__Data entries__:
──────
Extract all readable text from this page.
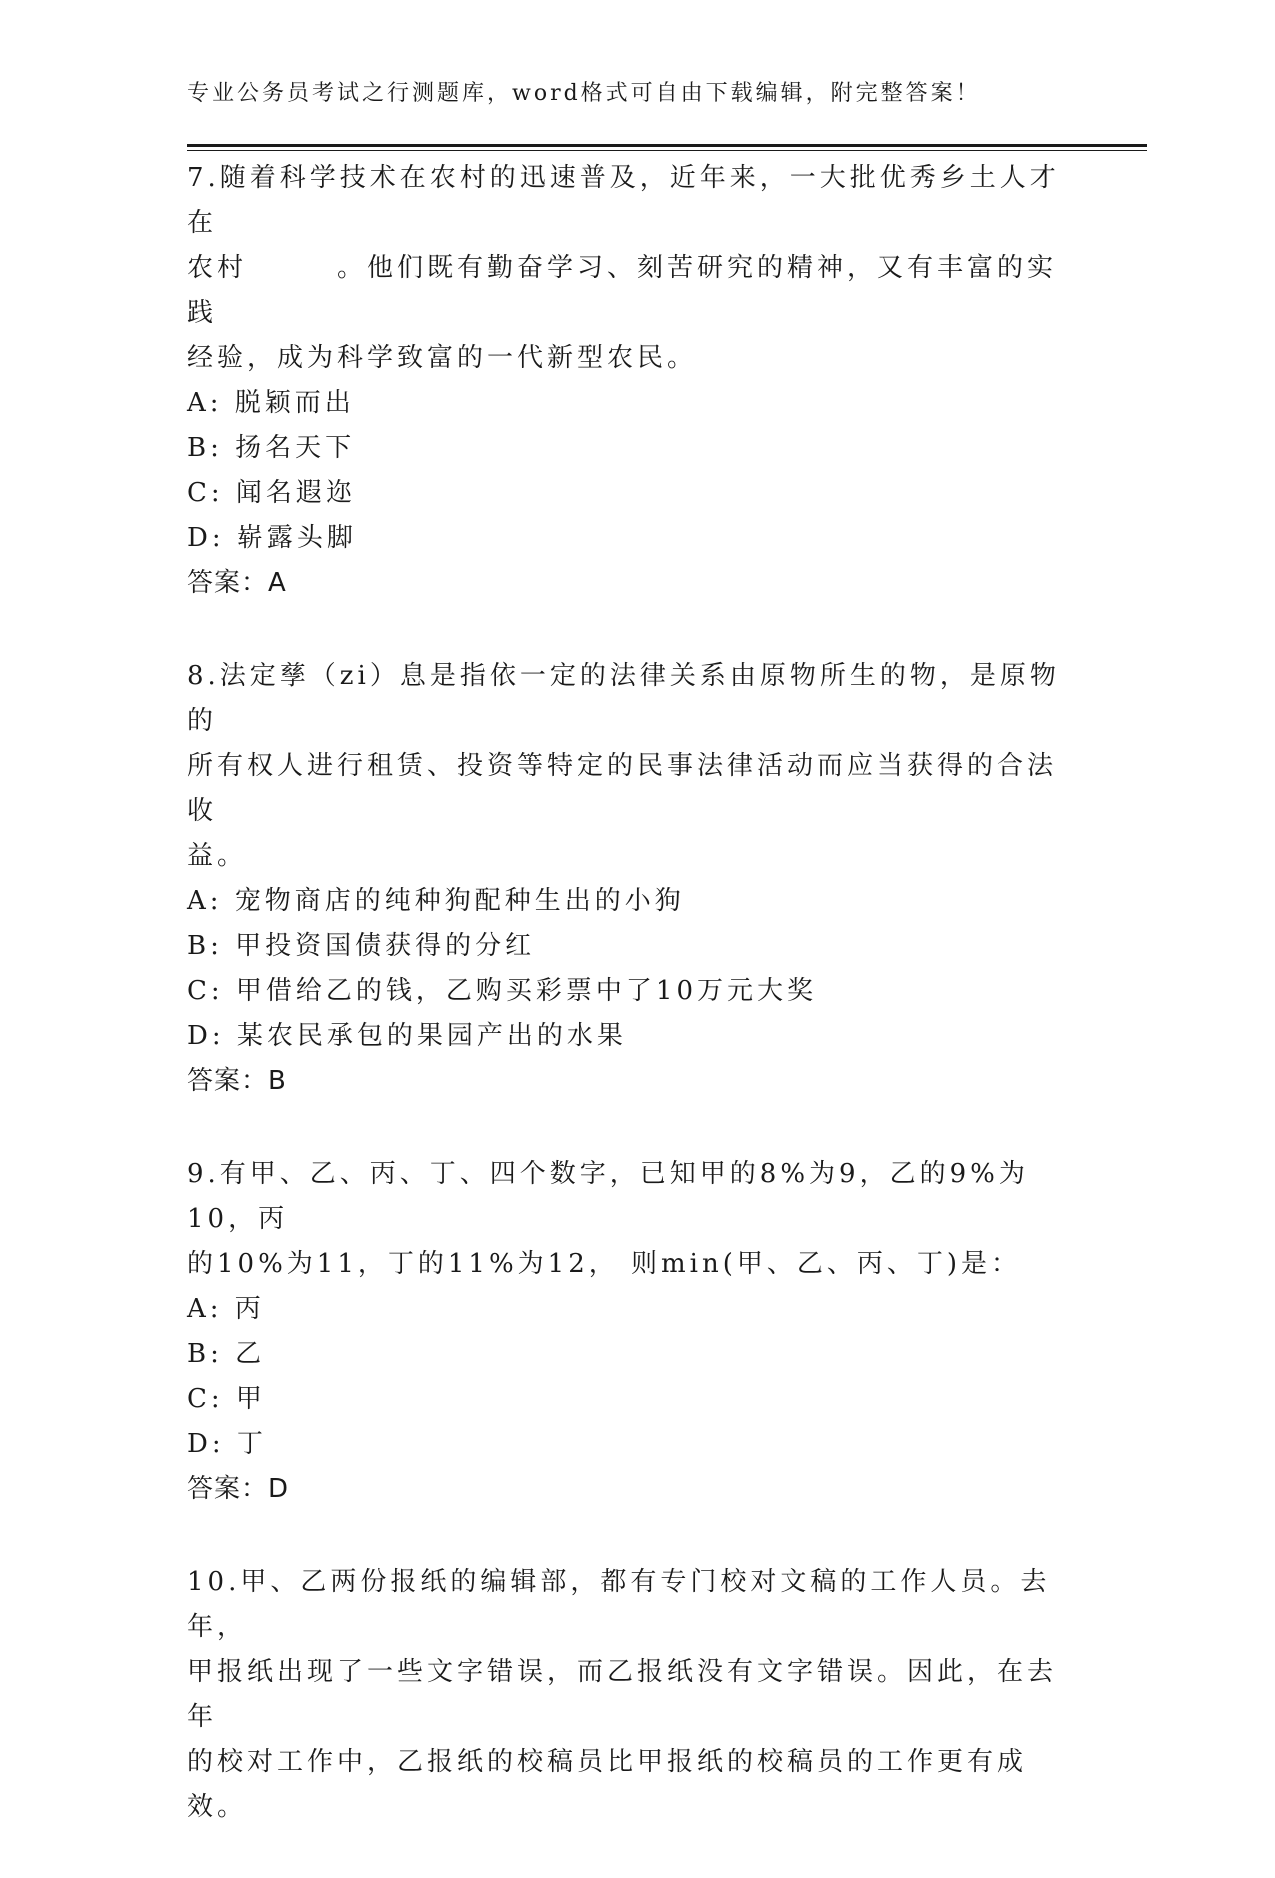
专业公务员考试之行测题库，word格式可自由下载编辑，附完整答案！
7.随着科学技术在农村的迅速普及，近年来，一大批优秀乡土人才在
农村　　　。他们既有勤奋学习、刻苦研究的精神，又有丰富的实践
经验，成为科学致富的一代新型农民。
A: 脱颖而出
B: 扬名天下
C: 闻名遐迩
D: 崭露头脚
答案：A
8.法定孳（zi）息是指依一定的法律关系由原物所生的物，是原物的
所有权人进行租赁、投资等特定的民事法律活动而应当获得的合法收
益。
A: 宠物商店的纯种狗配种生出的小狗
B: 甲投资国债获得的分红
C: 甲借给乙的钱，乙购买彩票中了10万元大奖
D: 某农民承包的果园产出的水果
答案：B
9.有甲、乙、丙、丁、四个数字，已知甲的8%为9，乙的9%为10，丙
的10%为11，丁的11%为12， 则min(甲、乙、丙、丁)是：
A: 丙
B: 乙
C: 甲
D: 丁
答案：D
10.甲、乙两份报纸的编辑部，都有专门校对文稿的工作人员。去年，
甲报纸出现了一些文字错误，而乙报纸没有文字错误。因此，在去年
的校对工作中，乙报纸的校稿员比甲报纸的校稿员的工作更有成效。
──────
The entries above are to be returned exactly, without their pictures.

__Exercise answer__:
Extract all readable text from this page.
专业公务员考试之行测题库，word格式可自由下载编辑，附完整答案！
7.随着科学技术在农村的迅速普及，近年来，一大批优秀乡土人才在
农村　　　。他们既有勤奋学习、刻苦研究的精神，又有丰富的实践
经验，成为科学致富的一代新型农民。
A: 脱颖而出
B: 扬名天下
C: 闻名遐迩
D: 崭露头脚
答案：A
8.法定孳（zi）息是指依一定的法律关系由原物所生的物，是原物的
所有权人进行租赁、投资等特定的民事法律活动而应当获得的合法收
益。
A: 宠物商店的纯种狗配种生出的小狗
B: 甲投资国债获得的分红
C: 甲借给乙的钱，乙购买彩票中了10万元大奖
D: 某农民承包的果园产出的水果
答案：B
9.有甲、乙、丙、丁、四个数字，已知甲的8%为9，乙的9%为10，丙
的10%为11，丁的11%为12， 则min(甲、乙、丙、丁)是：
A: 丙
B: 乙
C: 甲
D: 丁
答案：D
10.甲、乙两份报纸的编辑部，都有专门校对文稿的工作人员。去年，
甲报纸出现了一些文字错误，而乙报纸没有文字错误。因此，在去年
的校对工作中，乙报纸的校稿员比甲报纸的校稿员的工作更有成效。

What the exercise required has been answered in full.